• _To do_
Word for word, quote the lines from the one containing "Serialize everything readable" to the end of the entries below, including both. Leave pictures out.

--------------------------------------------------

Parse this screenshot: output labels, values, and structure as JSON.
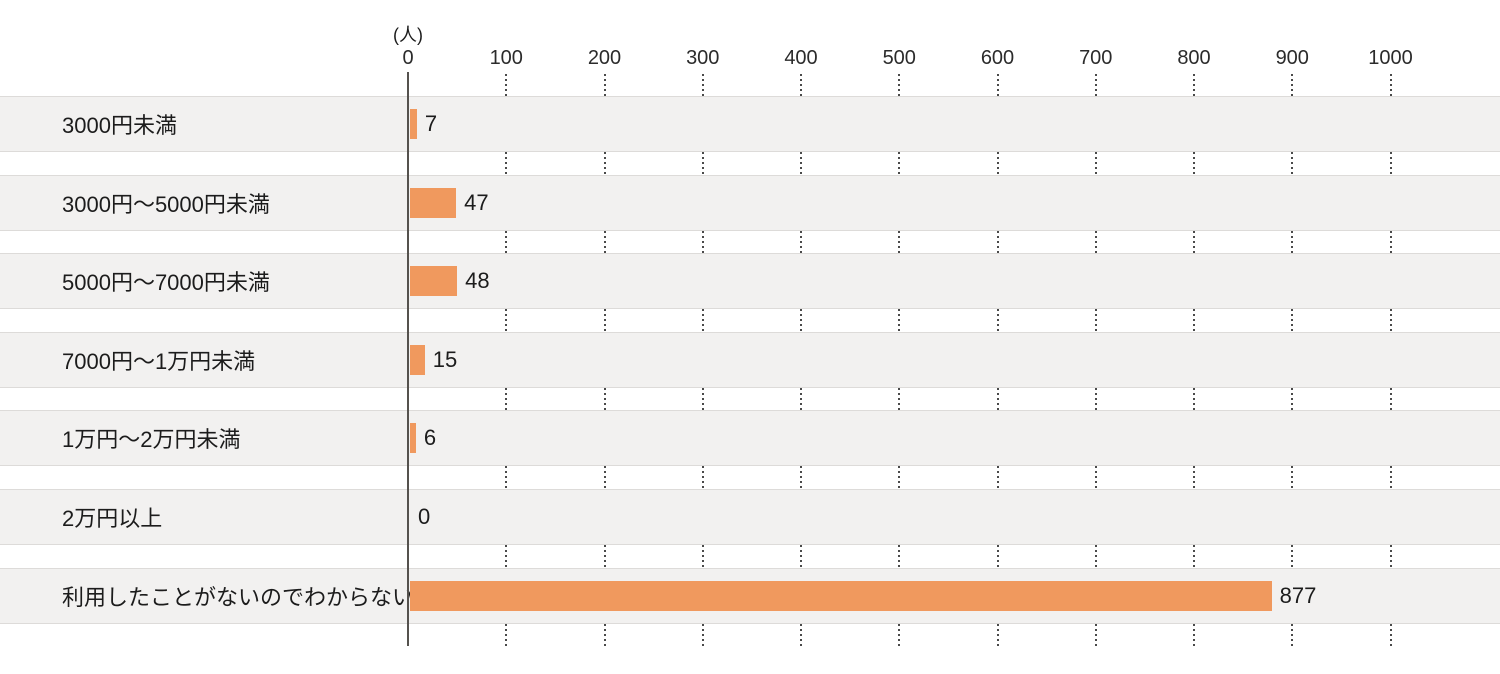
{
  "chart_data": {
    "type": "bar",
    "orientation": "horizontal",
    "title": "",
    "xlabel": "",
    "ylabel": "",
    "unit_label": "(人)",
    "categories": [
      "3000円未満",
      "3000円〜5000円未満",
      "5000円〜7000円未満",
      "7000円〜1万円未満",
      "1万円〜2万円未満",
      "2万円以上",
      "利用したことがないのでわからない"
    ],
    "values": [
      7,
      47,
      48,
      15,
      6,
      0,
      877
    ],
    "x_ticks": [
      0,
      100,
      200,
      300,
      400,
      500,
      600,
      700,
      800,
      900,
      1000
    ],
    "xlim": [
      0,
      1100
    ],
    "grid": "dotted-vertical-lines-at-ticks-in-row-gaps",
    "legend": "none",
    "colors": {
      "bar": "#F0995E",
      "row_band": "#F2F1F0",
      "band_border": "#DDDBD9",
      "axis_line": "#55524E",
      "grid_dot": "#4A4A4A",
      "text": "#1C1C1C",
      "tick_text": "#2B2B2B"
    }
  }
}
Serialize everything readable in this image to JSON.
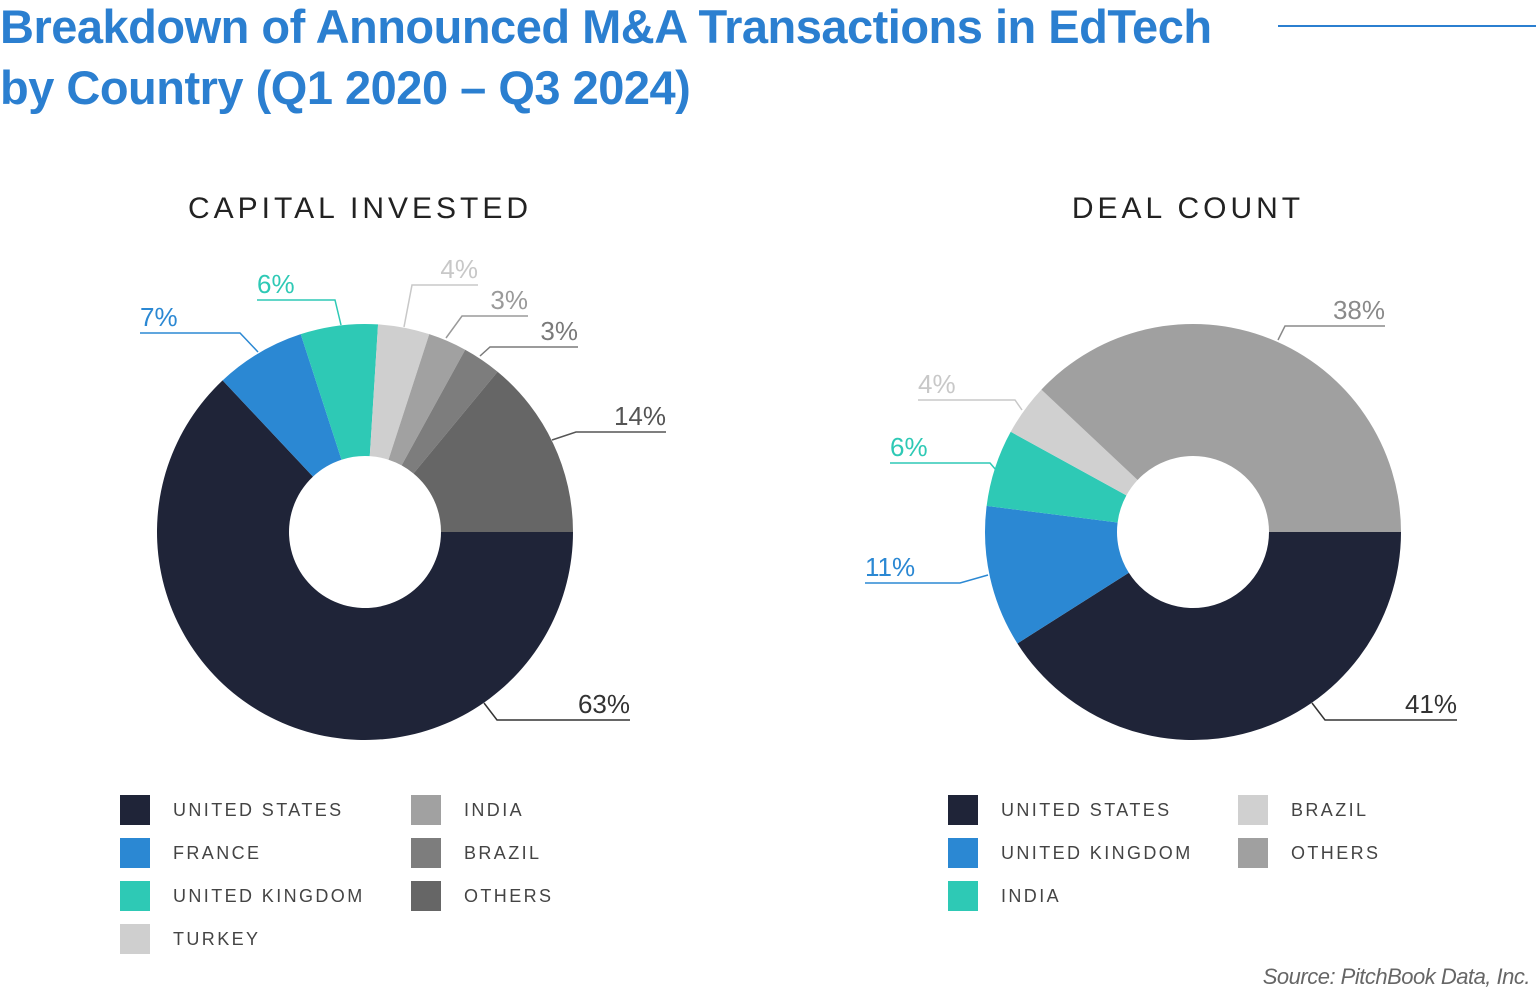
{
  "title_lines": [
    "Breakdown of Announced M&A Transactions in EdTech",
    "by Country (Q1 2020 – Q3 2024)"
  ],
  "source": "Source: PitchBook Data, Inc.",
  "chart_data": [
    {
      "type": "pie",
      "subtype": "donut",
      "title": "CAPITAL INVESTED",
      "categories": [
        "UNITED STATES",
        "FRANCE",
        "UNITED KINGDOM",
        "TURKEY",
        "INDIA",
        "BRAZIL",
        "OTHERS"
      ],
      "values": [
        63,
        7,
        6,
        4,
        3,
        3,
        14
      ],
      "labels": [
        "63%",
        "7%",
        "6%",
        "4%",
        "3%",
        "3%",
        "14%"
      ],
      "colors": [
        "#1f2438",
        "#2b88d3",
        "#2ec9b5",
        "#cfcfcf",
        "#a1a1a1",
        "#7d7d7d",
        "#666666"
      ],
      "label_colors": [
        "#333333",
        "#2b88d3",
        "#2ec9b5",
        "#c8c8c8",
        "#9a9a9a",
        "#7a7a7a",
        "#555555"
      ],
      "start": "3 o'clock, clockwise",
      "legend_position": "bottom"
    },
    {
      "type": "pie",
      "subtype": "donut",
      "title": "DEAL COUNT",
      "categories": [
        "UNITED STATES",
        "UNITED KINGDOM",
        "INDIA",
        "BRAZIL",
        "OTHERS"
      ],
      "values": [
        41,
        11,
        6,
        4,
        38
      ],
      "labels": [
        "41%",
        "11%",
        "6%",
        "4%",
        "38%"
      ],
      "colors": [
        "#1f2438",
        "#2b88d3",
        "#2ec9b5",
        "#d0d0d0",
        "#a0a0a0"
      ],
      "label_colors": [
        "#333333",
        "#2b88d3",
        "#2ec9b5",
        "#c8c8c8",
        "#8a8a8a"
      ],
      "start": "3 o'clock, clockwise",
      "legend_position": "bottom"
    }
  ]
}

--------------------------------------------------

• _Answer for the task_
Serialize everything readable in this image to JSON.
{
  "title_lines": [
    "Breakdown of Announced M&A Transactions in EdTech",
    "by Country (Q1 2020 – Q3 2024)"
  ],
  "source": "Source: PitchBook Data, Inc.",
  "chart_data": [
    {
      "type": "pie",
      "subtype": "donut",
      "title": "CAPITAL INVESTED",
      "categories": [
        "UNITED STATES",
        "FRANCE",
        "UNITED KINGDOM",
        "TURKEY",
        "INDIA",
        "BRAZIL",
        "OTHERS"
      ],
      "values": [
        63,
        7,
        6,
        4,
        3,
        3,
        14
      ],
      "labels": [
        "63%",
        "7%",
        "6%",
        "4%",
        "3%",
        "3%",
        "14%"
      ],
      "colors": [
        "#1f2438",
        "#2b88d3",
        "#2ec9b5",
        "#cfcfcf",
        "#a1a1a1",
        "#7d7d7d",
        "#666666"
      ],
      "label_colors": [
        "#333333",
        "#2b88d3",
        "#2ec9b5",
        "#c8c8c8",
        "#9a9a9a",
        "#7a7a7a",
        "#555555"
      ],
      "start": "3 o'clock, clockwise",
      "legend_position": "bottom"
    },
    {
      "type": "pie",
      "subtype": "donut",
      "title": "DEAL COUNT",
      "categories": [
        "UNITED STATES",
        "UNITED KINGDOM",
        "INDIA",
        "BRAZIL",
        "OTHERS"
      ],
      "values": [
        41,
        11,
        6,
        4,
        38
      ],
      "labels": [
        "41%",
        "11%",
        "6%",
        "4%",
        "38%"
      ],
      "colors": [
        "#1f2438",
        "#2b88d3",
        "#2ec9b5",
        "#d0d0d0",
        "#a0a0a0"
      ],
      "label_colors": [
        "#333333",
        "#2b88d3",
        "#2ec9b5",
        "#c8c8c8",
        "#8a8a8a"
      ],
      "start": "3 o'clock, clockwise",
      "legend_position": "bottom"
    }
  ]
}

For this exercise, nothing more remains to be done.